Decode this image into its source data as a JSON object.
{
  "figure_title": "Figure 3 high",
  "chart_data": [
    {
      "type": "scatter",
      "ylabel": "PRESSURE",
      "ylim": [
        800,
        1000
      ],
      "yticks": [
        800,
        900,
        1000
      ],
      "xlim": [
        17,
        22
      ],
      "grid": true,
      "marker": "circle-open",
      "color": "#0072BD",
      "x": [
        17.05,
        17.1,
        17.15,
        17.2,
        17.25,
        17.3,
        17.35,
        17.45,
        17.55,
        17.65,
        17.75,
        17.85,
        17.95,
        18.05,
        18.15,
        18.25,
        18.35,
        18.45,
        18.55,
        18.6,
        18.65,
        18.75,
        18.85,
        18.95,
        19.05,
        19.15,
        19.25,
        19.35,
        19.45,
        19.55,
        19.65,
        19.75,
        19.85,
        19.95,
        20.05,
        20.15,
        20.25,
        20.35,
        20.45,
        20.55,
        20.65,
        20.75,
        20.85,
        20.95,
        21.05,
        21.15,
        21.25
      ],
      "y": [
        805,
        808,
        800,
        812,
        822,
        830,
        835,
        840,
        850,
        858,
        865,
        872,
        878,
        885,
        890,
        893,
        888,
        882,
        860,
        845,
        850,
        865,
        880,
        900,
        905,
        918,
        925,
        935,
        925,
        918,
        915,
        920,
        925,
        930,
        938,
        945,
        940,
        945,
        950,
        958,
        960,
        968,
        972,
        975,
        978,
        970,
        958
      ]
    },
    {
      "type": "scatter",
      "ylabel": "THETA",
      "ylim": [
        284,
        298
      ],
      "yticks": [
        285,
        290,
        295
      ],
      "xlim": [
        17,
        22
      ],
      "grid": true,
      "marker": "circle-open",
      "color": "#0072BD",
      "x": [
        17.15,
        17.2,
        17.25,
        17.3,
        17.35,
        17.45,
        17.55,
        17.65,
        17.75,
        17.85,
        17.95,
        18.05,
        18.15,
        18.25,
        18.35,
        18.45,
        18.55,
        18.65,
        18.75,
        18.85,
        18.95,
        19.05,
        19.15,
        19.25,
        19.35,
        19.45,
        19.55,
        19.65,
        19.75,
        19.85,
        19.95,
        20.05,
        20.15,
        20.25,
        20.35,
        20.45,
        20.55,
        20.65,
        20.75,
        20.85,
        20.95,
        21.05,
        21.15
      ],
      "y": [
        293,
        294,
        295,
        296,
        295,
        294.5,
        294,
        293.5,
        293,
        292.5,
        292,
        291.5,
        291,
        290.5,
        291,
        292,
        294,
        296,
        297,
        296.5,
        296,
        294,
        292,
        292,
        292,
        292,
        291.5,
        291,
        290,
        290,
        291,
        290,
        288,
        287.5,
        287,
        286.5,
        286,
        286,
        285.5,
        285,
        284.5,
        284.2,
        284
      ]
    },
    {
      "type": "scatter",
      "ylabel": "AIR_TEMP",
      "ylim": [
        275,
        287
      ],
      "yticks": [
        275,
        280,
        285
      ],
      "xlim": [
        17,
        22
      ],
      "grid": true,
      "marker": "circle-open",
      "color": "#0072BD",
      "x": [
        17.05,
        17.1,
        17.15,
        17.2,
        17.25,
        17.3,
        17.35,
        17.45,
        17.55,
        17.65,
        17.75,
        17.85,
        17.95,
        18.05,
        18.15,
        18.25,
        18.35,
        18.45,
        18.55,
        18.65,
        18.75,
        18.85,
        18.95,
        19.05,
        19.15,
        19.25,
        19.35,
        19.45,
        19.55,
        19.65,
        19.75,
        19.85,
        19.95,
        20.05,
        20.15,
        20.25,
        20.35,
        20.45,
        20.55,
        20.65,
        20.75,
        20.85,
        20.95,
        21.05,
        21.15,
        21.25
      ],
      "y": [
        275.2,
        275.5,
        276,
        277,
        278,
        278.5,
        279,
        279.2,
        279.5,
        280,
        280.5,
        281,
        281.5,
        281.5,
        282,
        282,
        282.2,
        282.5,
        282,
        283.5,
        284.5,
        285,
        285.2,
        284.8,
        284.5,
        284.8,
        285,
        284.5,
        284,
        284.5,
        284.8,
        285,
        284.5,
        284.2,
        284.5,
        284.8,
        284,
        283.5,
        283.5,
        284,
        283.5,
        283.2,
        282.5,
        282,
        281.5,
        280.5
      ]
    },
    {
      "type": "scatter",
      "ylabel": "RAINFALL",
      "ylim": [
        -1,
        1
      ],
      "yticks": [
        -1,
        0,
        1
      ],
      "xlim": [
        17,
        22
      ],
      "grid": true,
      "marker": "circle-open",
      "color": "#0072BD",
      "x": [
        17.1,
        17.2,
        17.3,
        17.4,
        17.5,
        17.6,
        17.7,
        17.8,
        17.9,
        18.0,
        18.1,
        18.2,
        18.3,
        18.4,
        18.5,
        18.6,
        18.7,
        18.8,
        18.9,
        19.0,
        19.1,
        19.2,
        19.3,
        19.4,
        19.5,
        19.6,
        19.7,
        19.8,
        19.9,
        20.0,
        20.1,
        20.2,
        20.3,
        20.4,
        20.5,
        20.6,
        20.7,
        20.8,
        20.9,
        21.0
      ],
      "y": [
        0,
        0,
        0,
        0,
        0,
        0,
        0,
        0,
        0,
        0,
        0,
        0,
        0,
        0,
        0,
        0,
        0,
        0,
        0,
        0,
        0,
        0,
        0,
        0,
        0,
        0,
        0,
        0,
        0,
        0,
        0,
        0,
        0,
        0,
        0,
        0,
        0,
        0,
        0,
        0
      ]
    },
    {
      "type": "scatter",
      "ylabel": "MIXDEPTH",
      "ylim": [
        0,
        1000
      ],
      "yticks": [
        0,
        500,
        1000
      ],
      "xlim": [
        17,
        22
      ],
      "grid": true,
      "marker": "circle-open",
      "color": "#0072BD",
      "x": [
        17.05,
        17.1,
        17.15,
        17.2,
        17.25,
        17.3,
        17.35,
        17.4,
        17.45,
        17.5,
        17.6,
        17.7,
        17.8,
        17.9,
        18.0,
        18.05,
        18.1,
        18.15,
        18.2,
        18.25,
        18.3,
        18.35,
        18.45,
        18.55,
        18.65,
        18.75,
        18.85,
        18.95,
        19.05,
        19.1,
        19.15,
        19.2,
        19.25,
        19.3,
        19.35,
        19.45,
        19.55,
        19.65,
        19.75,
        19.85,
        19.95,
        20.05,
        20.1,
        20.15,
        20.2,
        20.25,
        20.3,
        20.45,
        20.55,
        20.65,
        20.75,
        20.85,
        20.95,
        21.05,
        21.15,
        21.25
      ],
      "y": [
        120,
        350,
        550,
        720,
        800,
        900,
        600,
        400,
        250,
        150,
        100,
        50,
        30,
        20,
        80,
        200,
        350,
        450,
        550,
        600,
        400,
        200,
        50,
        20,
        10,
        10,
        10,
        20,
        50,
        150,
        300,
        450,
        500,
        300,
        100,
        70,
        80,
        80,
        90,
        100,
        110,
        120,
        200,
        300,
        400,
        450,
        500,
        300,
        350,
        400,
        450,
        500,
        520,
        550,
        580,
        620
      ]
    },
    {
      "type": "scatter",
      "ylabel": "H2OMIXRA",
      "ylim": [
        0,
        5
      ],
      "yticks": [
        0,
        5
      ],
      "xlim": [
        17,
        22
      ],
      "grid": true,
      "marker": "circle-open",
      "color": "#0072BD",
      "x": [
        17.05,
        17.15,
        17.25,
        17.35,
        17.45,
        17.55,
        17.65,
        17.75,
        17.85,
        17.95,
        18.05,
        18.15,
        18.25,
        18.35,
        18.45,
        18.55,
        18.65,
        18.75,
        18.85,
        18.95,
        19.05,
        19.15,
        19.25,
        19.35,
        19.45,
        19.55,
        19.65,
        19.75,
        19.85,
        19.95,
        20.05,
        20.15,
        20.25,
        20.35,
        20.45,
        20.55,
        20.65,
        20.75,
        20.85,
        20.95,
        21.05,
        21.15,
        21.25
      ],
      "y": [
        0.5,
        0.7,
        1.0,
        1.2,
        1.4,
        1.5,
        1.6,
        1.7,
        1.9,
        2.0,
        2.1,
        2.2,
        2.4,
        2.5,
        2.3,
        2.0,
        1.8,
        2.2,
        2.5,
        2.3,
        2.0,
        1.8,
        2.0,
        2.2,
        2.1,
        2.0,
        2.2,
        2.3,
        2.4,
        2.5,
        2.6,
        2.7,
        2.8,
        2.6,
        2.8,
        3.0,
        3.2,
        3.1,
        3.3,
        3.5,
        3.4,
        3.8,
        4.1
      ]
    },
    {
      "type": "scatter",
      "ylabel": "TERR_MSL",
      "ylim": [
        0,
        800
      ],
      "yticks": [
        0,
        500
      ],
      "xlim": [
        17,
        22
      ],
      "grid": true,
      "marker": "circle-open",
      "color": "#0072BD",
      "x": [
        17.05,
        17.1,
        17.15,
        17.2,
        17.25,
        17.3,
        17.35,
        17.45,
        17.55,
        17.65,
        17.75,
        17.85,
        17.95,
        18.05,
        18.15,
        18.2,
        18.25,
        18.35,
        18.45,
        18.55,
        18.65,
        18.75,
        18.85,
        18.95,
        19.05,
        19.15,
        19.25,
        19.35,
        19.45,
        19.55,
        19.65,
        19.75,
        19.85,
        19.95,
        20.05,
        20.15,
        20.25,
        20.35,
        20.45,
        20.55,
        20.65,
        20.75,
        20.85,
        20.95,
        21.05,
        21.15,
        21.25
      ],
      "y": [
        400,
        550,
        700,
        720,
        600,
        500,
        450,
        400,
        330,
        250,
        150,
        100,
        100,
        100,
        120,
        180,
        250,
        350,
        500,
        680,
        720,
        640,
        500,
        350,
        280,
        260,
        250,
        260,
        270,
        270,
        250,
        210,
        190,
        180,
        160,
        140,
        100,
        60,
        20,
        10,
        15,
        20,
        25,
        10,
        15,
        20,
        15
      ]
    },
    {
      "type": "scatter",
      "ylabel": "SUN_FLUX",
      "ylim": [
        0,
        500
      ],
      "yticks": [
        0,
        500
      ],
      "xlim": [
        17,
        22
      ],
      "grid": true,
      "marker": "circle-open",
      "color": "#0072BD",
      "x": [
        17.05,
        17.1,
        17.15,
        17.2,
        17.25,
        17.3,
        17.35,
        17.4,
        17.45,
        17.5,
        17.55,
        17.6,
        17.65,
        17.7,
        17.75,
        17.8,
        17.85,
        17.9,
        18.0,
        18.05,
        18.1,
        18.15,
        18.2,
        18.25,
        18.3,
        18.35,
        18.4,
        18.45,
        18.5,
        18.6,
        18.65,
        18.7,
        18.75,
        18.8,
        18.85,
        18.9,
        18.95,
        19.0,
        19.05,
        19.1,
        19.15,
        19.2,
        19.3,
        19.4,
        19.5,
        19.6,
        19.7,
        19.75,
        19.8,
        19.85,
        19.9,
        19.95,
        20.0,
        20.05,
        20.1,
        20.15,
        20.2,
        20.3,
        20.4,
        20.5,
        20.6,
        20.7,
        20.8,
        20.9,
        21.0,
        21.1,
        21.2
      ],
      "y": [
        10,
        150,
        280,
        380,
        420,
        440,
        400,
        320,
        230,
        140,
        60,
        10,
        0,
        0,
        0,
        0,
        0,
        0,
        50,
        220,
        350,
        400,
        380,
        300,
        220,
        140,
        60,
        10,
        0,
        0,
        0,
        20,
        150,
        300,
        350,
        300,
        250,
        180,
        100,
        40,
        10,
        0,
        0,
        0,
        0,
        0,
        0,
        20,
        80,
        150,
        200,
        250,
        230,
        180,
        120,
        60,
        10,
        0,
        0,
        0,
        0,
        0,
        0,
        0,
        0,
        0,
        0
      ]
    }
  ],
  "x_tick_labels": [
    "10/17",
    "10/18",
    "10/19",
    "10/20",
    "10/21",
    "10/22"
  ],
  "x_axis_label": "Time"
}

* SET PROBLEM *
In the lines above, locate the string "ylabel". Copy every line where it occurs.

* EXERCISE RESPONSE *
      "ylabel": "PRESSURE",
      "ylabel": "THETA",
      "ylabel": "AIR_TEMP",
      "ylabel": "RAINFALL",
      "ylabel": "MIXDEPTH",
      "ylabel": "H2OMIXRA",
      "ylabel": "TERR_MSL",
      "ylabel": "SUN_FLUX",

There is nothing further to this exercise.